- [Exercise]
Copy out all the records exactly.

- [Data provided]
## start
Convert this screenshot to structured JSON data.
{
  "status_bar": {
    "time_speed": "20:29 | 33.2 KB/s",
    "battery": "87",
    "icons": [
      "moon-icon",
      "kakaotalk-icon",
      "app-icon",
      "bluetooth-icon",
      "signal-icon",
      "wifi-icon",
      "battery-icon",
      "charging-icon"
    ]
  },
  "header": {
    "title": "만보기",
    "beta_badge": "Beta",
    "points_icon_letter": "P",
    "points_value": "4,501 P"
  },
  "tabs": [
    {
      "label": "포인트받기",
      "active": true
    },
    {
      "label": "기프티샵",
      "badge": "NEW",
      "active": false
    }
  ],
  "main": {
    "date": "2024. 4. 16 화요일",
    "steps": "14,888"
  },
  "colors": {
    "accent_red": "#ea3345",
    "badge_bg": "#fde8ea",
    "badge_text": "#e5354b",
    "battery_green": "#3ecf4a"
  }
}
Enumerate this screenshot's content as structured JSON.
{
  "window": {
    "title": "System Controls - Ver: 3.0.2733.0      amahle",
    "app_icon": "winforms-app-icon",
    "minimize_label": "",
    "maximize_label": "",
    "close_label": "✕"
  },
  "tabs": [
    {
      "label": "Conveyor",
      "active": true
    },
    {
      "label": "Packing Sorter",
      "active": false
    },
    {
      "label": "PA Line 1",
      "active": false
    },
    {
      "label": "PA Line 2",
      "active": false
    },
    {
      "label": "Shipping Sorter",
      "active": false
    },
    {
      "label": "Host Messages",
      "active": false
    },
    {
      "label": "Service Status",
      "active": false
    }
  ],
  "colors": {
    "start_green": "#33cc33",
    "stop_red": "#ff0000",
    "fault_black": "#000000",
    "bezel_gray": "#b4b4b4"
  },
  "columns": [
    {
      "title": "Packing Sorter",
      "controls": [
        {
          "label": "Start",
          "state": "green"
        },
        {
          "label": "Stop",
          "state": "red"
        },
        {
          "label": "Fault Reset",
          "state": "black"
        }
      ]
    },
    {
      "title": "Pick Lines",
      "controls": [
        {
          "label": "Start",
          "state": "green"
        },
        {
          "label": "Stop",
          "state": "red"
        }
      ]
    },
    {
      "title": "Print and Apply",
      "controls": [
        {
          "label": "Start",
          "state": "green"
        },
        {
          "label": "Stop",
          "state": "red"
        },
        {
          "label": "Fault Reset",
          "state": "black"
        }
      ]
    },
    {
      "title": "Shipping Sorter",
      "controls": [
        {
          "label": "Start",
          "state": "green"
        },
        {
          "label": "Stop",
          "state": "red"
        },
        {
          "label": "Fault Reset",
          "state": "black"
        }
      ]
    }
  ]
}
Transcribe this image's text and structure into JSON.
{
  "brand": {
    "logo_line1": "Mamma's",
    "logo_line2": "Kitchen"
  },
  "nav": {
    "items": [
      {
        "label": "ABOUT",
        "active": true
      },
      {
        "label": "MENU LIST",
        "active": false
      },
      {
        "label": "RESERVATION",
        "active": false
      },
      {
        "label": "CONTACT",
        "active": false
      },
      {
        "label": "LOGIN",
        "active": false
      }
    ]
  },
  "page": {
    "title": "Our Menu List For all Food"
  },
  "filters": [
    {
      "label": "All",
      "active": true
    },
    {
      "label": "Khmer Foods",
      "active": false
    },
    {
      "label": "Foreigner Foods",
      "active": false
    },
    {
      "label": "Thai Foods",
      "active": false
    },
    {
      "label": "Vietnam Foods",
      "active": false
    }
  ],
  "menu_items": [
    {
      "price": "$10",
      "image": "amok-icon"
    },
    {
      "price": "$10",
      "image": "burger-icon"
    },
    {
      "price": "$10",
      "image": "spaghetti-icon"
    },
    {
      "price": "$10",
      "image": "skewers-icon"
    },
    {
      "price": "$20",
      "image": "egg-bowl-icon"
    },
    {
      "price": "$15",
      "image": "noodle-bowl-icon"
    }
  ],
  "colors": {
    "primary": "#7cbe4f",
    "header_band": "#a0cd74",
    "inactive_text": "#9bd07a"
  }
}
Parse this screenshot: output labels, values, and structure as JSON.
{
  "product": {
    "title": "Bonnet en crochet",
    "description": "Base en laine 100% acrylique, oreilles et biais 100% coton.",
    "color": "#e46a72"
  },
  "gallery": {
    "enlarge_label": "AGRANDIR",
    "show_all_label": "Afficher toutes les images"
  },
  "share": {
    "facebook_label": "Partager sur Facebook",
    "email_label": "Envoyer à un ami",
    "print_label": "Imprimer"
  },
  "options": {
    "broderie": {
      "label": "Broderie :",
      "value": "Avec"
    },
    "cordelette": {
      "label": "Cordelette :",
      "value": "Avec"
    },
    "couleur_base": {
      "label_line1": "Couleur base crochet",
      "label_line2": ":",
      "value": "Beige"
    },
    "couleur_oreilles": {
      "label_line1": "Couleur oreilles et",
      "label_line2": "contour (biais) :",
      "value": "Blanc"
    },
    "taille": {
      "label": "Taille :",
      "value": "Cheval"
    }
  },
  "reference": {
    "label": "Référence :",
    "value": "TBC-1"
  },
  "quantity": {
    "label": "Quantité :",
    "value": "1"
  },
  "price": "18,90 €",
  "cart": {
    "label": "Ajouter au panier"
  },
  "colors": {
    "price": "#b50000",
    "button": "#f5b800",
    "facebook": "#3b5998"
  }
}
## end
- [Answer to the problem]
Convert this screenshot to structured JSON data.
{
  "status_bar": {
    "time_speed": "20:29 | 33.2 KB/s",
    "battery": "87",
    "icons": [
      "moon-icon",
      "kakaotalk-icon",
      "app-icon",
      "bluetooth-icon",
      "signal-icon",
      "wifi-icon",
      "battery-icon",
      "charging-icon"
    ]
  },
  "header": {
    "title": "만보기",
    "beta_badge": "Beta",
    "points_icon_letter": "P",
    "points_value": "4,501 P"
  },
  "tabs": [
    {
      "label": "포인트받기",
      "active": true
    },
    {
      "label": "기프티샵",
      "badge": "NEW",
      "active": false
    }
  ],
  "main": {
    "date": "2024. 4. 16 화요일",
    "steps": "14,888"
  },
  "colors": {
    "accent_red": "#ea3345",
    "badge_bg": "#fde8ea",
    "badge_text": "#e5354b",
    "battery_green": "#3ecf4a"
  }
}
Enumerate this screenshot's content as structured JSON.
{
  "window": {
    "title": "System Controls - Ver: 3.0.2733.0      amahle",
    "app_icon": "winforms-app-icon",
    "minimize_label": "",
    "maximize_label": "",
    "close_label": "✕"
  },
  "tabs": [
    {
      "label": "Conveyor",
      "active": true
    },
    {
      "label": "Packing Sorter",
      "active": false
    },
    {
      "label": "PA Line 1",
      "active": false
    },
    {
      "label": "PA Line 2",
      "active": false
    },
    {
      "label": "Shipping Sorter",
      "active": false
    },
    {
      "label": "Host Messages",
      "active": false
    },
    {
      "label": "Service Status",
      "active": false
    }
  ],
  "colors": {
    "start_green": "#33cc33",
    "stop_red": "#ff0000",
    "fault_black": "#000000",
    "bezel_gray": "#b4b4b4"
  },
  "columns": [
    {
      "title": "Packing Sorter",
      "controls": [
        {
          "label": "Start",
          "state": "green"
        },
        {
          "label": "Stop",
          "state": "red"
        },
        {
          "label": "Fault Reset",
          "state": "black"
        }
      ]
    },
    {
      "title": "Pick Lines",
      "controls": [
        {
          "label": "Start",
          "state": "green"
        },
        {
          "label": "Stop",
          "state": "red"
        }
      ]
    },
    {
      "title": "Print and Apply",
      "controls": [
        {
          "label": "Start",
          "state": "green"
        },
        {
          "label": "Stop",
          "state": "red"
        },
        {
          "label": "Fault Reset",
          "state": "black"
        }
      ]
    },
    {
      "title": "Shipping Sorter",
      "controls": [
        {
          "label": "Start",
          "state": "green"
        },
        {
          "label": "Stop",
          "state": "red"
        },
        {
          "label": "Fault Reset",
          "state": "black"
        }
      ]
    }
  ]
}
Transcribe this image's text and structure into JSON.
{
  "brand": {
    "logo_line1": "Mamma's",
    "logo_line2": "Kitchen"
  },
  "nav": {
    "items": [
      {
        "label": "ABOUT",
        "active": true
      },
      {
        "label": "MENU LIST",
        "active": false
      },
      {
        "label": "RESERVATION",
        "active": false
      },
      {
        "label": "CONTACT",
        "active": false
      },
      {
        "label": "LOGIN",
        "active": false
      }
    ]
  },
  "page": {
    "title": "Our Menu List For all Food"
  },
  "filters": [
    {
      "label": "All",
      "active": true
    },
    {
      "label": "Khmer Foods",
      "active": false
    },
    {
      "label": "Foreigner Foods",
      "active": false
    },
    {
      "label": "Thai Foods",
      "active": false
    },
    {
      "label": "Vietnam Foods",
      "active": false
    }
  ],
  "menu_items": [
    {
      "price": "$10",
      "image": "amok-icon"
    },
    {
      "price": "$10",
      "image": "burger-icon"
    },
    {
      "price": "$10",
      "image": "spaghetti-icon"
    },
    {
      "price": "$10",
      "image": "skewers-icon"
    },
    {
      "price": "$20",
      "image": "egg-bowl-icon"
    },
    {
      "price": "$15",
      "image": "noodle-bowl-icon"
    }
  ],
  "colors": {
    "primary": "#7cbe4f",
    "header_band": "#a0cd74",
    "inactive_text": "#9bd07a"
  }
}
Parse this screenshot: output labels, values, and structure as JSON.
{
  "product": {
    "title": "Bonnet en crochet",
    "description": "Base en laine 100% acrylique, oreilles et biais 100% coton.",
    "color": "#e46a72"
  },
  "gallery": {
    "enlarge_label": "AGRANDIR",
    "show_all_label": "Afficher toutes les images"
  },
  "share": {
    "facebook_label": "Partager sur Facebook",
    "email_label": "Envoyer à un ami",
    "print_label": "Imprimer"
  },
  "options": {
    "broderie": {
      "label": "Broderie :",
      "value": "Avec"
    },
    "cordelette": {
      "label": "Cordelette :",
      "value": "Avec"
    },
    "couleur_base": {
      "label_line1": "Couleur base crochet",
      "label_line2": ":",
      "value": "Beige"
    },
    "couleur_oreilles": {
      "label_line1": "Couleur oreilles et",
      "label_line2": "contour (biais) :",
      "value": "Blanc"
    },
    "taille": {
      "label": "Taille :",
      "value": "Cheval"
    }
  },
  "reference": {
    "label": "Référence :",
    "value": "TBC-1"
  },
  "quantity": {
    "label": "Quantité :",
    "value": "1"
  },
  "price": "18,90 €",
  "cart": {
    "label": "Ajouter au panier"
  },
  "colors": {
    "price": "#b50000",
    "button": "#f5b800",
    "facebook": "#3b5998"
  }
}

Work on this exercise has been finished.